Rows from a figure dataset
▶
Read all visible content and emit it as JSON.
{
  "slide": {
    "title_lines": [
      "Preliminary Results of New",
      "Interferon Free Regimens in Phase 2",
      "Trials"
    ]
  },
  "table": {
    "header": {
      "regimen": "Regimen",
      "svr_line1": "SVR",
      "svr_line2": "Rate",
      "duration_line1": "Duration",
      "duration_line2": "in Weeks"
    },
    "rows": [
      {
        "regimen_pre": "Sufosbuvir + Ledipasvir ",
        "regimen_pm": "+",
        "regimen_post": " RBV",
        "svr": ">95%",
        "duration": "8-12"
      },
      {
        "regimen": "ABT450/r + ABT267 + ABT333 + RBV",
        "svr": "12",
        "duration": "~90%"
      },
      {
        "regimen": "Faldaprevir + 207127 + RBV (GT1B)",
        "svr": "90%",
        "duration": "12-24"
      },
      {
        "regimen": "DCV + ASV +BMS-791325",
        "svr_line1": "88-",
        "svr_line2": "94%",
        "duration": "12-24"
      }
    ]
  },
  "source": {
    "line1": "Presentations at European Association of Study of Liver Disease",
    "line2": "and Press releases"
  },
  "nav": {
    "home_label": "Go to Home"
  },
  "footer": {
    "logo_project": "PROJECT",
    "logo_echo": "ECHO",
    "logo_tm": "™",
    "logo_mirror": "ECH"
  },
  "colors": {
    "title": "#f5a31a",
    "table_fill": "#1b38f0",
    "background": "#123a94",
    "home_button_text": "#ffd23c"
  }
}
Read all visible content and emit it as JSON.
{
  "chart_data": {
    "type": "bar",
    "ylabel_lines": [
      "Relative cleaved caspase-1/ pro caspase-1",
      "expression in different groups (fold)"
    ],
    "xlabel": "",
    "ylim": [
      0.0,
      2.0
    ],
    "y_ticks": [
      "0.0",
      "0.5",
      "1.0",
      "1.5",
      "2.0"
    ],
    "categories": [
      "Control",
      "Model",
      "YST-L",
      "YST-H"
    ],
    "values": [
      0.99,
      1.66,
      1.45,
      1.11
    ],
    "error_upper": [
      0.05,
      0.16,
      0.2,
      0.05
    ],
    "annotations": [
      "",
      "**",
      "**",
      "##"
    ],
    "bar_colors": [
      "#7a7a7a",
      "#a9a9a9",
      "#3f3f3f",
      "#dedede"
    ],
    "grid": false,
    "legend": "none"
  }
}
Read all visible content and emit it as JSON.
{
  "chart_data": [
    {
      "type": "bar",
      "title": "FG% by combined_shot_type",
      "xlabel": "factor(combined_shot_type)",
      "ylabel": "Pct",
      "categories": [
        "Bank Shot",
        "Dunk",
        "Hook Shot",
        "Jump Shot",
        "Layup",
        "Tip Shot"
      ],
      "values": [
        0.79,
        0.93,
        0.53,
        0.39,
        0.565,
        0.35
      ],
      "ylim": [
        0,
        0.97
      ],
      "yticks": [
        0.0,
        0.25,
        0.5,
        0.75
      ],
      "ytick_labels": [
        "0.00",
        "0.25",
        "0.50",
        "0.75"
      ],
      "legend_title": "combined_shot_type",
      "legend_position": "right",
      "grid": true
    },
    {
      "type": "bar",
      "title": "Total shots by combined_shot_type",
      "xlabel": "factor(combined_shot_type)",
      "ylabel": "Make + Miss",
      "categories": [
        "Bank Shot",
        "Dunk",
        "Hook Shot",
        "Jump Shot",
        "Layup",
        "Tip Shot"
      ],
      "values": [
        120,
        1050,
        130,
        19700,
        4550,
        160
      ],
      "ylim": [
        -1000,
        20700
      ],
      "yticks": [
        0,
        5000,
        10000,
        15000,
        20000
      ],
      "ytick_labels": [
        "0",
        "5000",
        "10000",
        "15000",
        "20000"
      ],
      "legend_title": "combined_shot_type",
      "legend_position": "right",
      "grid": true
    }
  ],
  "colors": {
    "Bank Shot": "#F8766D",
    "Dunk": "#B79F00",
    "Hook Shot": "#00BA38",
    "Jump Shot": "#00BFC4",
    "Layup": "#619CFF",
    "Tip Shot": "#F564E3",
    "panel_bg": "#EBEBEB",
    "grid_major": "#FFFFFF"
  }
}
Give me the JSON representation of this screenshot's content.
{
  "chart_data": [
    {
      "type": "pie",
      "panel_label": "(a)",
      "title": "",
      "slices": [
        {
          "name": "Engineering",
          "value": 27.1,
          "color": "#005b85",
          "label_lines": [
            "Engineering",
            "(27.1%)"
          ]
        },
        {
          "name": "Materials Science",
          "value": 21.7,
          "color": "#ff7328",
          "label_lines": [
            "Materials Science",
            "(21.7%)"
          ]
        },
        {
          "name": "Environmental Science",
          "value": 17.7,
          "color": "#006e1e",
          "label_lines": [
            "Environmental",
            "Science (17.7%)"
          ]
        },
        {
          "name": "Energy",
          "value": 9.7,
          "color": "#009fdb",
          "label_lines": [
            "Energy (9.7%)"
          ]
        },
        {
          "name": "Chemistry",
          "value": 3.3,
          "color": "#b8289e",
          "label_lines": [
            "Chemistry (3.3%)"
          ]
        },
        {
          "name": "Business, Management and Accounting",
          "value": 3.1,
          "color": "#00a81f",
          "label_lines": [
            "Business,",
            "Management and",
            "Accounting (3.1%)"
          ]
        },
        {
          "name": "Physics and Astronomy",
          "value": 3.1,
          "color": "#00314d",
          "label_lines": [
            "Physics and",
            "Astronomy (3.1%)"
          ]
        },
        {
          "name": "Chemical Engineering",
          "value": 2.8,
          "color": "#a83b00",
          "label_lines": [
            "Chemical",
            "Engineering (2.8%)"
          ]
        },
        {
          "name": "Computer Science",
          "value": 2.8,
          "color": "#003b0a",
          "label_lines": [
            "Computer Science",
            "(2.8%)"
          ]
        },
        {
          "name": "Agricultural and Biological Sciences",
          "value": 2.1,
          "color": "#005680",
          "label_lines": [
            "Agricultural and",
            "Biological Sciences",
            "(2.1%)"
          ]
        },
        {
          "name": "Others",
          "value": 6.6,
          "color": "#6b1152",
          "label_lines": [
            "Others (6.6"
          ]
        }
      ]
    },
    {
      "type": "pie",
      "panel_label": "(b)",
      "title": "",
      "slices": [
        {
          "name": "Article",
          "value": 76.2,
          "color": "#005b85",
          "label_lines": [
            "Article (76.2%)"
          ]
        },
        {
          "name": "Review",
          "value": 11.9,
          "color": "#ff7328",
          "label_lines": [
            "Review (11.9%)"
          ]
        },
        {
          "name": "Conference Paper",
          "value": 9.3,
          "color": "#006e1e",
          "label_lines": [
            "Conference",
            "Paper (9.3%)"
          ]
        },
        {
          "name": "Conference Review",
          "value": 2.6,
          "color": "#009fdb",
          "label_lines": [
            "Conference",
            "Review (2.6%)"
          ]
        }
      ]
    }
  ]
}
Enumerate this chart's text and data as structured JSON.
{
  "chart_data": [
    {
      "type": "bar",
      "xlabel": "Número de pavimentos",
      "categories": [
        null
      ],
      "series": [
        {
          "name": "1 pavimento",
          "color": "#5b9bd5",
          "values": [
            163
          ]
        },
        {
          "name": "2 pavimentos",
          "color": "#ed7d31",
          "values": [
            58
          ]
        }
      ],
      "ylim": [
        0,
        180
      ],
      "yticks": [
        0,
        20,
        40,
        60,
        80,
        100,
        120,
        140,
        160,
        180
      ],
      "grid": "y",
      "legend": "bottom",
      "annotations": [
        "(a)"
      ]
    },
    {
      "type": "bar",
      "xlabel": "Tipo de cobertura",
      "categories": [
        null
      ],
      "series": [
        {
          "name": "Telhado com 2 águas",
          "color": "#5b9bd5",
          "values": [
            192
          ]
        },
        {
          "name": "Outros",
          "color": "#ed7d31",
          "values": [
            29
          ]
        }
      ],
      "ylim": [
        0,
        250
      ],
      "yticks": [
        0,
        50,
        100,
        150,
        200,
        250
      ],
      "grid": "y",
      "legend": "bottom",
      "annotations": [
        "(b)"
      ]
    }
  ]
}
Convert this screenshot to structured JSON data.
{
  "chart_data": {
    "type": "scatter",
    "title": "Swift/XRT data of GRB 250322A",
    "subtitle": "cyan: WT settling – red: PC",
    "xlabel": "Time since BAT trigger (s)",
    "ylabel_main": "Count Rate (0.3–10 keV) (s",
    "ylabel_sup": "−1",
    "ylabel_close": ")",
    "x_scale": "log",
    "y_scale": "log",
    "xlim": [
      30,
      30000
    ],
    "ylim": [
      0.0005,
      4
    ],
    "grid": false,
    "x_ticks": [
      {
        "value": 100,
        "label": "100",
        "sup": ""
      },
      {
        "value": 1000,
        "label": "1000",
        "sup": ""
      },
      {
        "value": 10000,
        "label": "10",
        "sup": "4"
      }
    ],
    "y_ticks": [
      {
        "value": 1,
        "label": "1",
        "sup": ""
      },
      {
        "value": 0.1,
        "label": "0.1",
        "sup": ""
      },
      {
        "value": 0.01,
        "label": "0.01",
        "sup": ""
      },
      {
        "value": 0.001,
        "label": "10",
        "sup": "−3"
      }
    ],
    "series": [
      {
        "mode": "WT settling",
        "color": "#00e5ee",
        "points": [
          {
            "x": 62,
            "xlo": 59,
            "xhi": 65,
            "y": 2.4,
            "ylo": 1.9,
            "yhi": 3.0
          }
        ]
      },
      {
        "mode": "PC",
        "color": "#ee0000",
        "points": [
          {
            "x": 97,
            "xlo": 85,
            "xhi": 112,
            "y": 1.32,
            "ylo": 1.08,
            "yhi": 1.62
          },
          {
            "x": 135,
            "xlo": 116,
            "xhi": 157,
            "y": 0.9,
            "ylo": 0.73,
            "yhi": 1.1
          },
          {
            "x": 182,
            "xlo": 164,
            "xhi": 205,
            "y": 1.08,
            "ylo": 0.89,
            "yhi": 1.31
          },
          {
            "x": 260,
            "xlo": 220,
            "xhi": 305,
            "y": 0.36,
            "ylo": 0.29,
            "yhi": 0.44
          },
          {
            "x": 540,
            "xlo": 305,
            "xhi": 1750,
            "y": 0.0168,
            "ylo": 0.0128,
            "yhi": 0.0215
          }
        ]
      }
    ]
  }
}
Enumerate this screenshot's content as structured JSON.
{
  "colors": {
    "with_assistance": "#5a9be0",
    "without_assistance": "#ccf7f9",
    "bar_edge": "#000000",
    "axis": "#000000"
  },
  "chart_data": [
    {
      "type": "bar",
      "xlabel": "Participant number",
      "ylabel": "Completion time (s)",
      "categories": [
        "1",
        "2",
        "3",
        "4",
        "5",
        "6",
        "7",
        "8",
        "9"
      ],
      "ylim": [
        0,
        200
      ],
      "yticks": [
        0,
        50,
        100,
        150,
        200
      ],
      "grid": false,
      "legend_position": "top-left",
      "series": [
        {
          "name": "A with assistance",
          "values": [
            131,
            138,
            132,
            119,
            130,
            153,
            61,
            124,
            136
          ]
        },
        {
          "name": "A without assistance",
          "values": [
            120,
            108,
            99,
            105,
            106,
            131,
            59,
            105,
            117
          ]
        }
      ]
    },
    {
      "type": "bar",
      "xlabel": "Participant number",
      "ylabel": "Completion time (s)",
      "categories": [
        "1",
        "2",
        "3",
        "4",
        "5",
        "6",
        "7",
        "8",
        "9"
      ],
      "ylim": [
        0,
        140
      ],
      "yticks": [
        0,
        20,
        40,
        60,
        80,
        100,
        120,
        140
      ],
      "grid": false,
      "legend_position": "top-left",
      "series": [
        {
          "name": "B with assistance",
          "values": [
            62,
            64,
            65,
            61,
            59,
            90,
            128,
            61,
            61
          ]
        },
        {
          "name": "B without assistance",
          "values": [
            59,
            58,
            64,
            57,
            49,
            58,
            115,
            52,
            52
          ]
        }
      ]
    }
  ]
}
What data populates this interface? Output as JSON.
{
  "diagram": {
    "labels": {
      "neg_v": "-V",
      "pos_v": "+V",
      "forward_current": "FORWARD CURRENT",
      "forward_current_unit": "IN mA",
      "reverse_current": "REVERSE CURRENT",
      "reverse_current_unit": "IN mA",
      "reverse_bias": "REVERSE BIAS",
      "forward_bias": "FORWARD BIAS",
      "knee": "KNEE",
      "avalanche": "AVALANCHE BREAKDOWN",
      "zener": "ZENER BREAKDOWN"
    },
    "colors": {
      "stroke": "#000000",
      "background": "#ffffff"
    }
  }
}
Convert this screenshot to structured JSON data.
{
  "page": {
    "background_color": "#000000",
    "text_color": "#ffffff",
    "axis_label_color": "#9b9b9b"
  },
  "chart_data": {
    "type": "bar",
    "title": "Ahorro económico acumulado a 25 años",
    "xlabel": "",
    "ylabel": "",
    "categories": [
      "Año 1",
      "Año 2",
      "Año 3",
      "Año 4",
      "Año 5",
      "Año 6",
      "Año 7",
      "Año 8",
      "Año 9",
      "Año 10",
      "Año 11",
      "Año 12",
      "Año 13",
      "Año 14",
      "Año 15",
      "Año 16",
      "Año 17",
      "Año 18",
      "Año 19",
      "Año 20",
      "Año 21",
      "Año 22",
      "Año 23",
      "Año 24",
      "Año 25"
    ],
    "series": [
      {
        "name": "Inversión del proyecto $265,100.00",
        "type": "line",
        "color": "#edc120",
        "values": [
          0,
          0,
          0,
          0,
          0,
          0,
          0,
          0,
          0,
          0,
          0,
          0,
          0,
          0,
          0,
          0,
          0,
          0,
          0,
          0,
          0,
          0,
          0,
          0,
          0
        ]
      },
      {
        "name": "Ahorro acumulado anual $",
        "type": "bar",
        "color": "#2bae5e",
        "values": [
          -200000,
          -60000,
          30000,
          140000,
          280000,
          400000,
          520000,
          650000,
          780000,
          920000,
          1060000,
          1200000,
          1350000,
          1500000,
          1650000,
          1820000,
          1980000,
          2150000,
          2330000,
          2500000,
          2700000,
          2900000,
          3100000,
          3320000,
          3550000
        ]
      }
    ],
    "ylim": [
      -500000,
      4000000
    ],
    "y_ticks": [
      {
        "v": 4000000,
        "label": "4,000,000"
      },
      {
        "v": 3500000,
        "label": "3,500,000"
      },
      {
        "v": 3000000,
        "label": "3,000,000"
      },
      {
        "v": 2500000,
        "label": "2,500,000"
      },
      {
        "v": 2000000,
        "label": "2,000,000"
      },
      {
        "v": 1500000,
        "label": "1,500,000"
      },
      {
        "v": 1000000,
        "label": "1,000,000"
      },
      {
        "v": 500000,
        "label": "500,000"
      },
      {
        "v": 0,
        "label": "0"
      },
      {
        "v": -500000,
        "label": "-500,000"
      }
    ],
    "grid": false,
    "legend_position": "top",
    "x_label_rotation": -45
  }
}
◀
From the data above, gather every line that includes the word "Environmental".

## [FULL OUTPUT]
          "name": "Environmental Science",
            "Environmental",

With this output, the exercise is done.